-------- Record list

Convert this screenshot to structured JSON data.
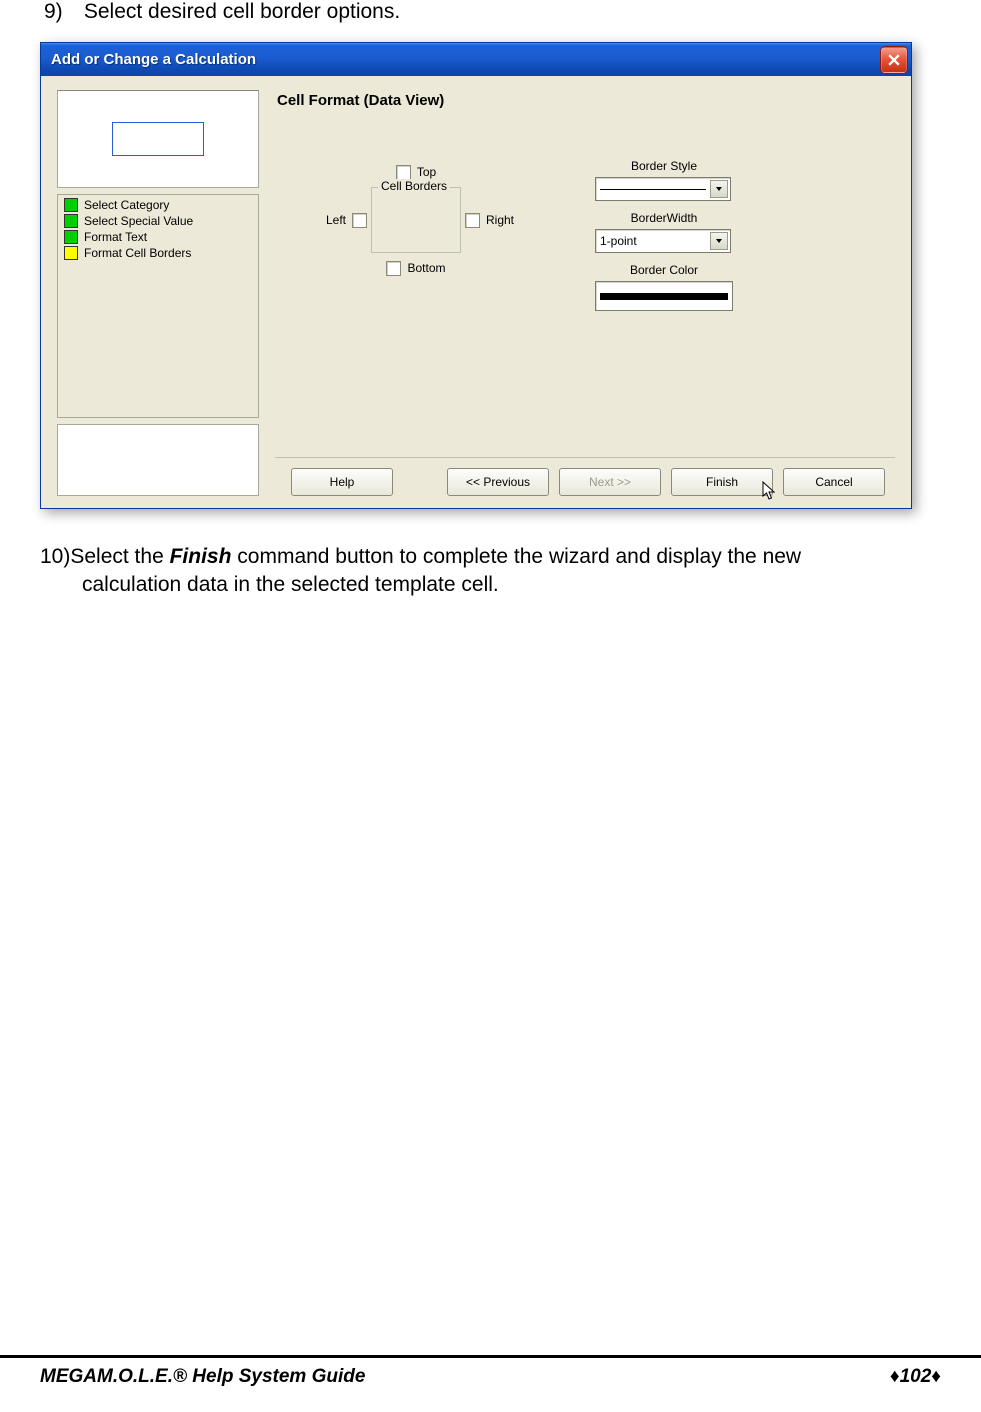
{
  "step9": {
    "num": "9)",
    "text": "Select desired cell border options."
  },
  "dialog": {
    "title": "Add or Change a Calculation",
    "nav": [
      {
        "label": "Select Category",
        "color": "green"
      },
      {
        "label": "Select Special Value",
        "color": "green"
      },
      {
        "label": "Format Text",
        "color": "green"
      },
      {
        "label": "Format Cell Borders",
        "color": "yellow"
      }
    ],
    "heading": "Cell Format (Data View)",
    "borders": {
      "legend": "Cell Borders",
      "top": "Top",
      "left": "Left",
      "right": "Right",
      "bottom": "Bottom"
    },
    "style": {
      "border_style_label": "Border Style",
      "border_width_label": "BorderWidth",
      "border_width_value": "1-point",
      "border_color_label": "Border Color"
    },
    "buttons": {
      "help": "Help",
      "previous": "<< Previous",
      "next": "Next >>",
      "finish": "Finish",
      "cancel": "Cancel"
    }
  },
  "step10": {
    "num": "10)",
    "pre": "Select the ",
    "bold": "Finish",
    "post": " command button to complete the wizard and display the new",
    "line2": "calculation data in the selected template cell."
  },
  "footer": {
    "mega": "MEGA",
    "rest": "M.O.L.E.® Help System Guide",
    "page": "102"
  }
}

----------------

Stated exercise: Make an exact copy of the records above, with the pictures left out.

The response:
Convert this screenshot to structured JSON data.
{
  "step9": {
    "num": "9)",
    "text": "Select desired cell border options."
  },
  "dialog": {
    "title": "Add or Change a Calculation",
    "nav": [
      {
        "label": "Select Category",
        "color": "green"
      },
      {
        "label": "Select Special Value",
        "color": "green"
      },
      {
        "label": "Format Text",
        "color": "green"
      },
      {
        "label": "Format Cell Borders",
        "color": "yellow"
      }
    ],
    "heading": "Cell Format (Data View)",
    "borders": {
      "legend": "Cell Borders",
      "top": "Top",
      "left": "Left",
      "right": "Right",
      "bottom": "Bottom"
    },
    "style": {
      "border_style_label": "Border Style",
      "border_width_label": "BorderWidth",
      "border_width_value": "1-point",
      "border_color_label": "Border Color"
    },
    "buttons": {
      "help": "Help",
      "previous": "<< Previous",
      "next": "Next >>",
      "finish": "Finish",
      "cancel": "Cancel"
    }
  },
  "step10": {
    "num": "10)",
    "pre": "Select the ",
    "bold": "Finish",
    "post": " command button to complete the wizard and display the new",
    "line2": "calculation data in the selected template cell."
  },
  "footer": {
    "mega": "MEGA",
    "rest": "M.O.L.E.® Help System Guide",
    "page": "102"
  }
}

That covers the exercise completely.